» INSTRUCTIONS FOR THE TASK
Scan the material below for the string "icon", and copy every line where it shows up.

start DATA LISTING

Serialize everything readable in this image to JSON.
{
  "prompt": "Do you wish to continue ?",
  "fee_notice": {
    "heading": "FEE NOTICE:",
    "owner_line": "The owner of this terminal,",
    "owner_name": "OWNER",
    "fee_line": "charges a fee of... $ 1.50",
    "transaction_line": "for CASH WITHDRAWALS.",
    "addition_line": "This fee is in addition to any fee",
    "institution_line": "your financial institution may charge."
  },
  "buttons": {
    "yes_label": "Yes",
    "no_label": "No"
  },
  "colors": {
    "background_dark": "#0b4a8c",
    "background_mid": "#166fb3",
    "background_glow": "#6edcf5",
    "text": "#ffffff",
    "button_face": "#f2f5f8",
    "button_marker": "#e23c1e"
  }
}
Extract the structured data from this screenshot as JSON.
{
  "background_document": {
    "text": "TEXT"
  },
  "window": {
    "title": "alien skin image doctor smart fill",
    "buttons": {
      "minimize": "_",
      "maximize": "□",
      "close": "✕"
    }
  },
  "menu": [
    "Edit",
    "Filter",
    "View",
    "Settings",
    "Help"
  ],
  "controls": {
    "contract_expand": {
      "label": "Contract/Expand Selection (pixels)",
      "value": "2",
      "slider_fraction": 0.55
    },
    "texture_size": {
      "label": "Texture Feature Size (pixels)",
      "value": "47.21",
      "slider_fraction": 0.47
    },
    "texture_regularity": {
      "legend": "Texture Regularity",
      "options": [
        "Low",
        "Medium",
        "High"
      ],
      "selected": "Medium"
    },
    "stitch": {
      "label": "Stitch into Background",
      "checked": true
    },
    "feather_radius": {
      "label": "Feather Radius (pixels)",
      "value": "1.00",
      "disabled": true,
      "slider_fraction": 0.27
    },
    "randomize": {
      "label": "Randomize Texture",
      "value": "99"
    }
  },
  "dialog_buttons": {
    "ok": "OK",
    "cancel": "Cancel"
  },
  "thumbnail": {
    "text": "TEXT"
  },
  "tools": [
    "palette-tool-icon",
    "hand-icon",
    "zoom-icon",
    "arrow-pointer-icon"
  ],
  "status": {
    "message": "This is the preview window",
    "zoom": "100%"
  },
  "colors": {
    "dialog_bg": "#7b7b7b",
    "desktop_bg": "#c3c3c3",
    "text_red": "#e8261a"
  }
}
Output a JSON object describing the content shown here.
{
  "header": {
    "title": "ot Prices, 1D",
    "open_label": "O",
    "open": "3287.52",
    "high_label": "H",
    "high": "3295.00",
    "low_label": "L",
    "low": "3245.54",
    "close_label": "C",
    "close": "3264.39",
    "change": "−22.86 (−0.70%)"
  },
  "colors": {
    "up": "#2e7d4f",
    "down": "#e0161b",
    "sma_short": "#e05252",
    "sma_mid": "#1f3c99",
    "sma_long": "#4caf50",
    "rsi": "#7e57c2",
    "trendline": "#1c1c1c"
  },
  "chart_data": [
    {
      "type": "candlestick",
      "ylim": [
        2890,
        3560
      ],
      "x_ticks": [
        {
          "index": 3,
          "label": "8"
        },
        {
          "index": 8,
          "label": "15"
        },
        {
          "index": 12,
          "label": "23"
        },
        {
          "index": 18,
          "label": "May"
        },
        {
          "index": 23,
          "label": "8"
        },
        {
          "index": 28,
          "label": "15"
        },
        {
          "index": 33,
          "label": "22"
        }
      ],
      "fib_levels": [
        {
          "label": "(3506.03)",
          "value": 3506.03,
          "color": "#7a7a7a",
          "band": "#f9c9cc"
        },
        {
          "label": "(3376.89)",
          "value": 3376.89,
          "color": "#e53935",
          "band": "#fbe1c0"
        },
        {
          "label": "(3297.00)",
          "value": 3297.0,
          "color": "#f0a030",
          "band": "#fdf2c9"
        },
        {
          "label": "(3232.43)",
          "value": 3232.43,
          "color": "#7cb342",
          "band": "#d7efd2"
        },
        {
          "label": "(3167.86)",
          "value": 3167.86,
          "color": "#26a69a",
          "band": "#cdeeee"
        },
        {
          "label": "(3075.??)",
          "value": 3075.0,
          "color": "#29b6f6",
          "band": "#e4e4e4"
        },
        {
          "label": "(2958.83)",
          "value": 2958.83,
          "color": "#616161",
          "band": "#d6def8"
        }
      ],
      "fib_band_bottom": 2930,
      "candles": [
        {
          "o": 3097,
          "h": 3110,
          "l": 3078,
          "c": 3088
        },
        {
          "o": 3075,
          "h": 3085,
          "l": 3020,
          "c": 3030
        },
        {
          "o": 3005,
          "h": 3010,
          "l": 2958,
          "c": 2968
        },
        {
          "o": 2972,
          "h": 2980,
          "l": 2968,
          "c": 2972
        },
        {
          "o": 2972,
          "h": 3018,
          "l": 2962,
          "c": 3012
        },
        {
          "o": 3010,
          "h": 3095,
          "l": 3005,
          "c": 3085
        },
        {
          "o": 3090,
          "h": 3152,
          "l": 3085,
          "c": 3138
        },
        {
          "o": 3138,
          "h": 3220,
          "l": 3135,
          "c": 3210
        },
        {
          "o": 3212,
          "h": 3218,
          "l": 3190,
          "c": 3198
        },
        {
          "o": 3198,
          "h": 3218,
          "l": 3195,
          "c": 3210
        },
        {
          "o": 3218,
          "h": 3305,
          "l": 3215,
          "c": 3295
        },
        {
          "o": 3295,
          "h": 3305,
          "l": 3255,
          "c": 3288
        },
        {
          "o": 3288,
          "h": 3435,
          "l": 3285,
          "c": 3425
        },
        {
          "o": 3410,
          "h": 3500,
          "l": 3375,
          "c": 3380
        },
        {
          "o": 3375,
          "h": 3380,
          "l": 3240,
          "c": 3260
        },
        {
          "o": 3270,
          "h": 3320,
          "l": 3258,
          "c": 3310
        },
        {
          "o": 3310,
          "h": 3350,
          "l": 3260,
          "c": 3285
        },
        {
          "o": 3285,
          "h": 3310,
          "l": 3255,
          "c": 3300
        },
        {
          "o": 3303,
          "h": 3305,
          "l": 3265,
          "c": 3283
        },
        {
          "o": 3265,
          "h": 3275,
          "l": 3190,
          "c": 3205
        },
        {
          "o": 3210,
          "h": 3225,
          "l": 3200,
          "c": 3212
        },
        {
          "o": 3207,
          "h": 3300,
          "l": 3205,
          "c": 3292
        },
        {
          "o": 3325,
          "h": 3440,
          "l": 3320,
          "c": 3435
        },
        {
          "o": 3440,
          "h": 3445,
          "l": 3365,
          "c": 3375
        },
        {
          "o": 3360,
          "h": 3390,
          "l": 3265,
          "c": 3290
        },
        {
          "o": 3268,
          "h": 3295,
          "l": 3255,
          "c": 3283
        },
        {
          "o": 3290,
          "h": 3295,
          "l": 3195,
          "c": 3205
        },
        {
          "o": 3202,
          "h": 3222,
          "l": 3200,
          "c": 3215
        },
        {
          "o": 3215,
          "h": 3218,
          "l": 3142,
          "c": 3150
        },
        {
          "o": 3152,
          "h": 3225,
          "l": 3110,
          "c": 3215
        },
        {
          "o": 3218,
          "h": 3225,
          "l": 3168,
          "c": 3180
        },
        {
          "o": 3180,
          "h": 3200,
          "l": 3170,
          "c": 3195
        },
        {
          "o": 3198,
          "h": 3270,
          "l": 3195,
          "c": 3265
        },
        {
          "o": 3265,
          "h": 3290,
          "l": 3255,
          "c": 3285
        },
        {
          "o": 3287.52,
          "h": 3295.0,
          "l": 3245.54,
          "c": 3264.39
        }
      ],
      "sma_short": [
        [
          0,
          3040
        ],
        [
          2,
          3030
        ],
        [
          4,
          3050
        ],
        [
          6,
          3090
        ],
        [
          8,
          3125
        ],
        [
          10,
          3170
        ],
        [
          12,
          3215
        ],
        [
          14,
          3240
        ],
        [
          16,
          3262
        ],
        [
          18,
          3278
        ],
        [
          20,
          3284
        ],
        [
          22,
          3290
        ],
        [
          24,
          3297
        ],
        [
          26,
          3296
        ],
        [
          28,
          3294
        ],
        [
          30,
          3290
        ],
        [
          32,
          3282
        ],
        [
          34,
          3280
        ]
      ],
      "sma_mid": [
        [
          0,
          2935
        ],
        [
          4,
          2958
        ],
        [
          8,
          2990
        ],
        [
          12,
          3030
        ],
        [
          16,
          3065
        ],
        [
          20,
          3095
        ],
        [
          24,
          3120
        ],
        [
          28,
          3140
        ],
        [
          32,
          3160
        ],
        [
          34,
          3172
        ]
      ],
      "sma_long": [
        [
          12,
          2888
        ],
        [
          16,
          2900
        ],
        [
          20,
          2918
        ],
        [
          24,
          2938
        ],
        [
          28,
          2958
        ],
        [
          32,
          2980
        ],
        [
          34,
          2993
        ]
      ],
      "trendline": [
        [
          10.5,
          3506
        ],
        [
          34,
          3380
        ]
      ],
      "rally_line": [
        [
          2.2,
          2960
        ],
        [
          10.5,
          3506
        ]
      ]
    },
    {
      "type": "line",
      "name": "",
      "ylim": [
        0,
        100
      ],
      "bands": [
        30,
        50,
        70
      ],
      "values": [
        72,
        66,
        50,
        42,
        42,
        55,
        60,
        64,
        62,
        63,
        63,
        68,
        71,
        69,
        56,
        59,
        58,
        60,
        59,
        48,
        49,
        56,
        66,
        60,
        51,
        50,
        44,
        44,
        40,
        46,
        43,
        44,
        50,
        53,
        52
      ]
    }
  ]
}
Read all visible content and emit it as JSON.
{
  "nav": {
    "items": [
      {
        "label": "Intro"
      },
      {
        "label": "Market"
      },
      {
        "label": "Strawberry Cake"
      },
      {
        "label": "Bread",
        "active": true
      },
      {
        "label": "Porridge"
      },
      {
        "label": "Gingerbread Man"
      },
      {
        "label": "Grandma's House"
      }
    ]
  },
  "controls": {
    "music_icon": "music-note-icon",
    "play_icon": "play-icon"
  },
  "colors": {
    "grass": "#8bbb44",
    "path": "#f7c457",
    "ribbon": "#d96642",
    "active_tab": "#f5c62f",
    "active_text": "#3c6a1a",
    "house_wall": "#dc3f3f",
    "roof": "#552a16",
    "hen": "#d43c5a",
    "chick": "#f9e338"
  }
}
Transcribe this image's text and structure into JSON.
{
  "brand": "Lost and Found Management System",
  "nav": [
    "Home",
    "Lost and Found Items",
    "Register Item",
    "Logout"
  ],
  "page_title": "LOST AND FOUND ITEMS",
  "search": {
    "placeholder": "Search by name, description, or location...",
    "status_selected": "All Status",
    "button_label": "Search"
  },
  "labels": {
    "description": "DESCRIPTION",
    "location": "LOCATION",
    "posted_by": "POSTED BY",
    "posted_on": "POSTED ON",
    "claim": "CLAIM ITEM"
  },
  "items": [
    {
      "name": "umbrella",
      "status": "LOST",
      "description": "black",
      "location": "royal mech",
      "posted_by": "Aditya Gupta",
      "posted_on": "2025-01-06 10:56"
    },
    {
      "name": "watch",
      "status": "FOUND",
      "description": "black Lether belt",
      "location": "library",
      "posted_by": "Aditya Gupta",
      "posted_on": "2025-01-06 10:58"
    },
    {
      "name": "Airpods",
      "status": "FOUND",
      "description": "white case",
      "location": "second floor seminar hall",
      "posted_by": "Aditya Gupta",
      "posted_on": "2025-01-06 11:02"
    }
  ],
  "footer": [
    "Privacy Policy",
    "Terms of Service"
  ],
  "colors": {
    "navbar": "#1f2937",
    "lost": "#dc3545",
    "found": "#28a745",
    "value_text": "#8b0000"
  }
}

end DATA LISTING

» COMPLETE OUTPUT
    "palette-tool-icon",
    "hand-icon",
    "zoom-icon",
    "arrow-pointer-icon"
    "music_icon": "music-note-icon",
    "play_icon": "play-icon"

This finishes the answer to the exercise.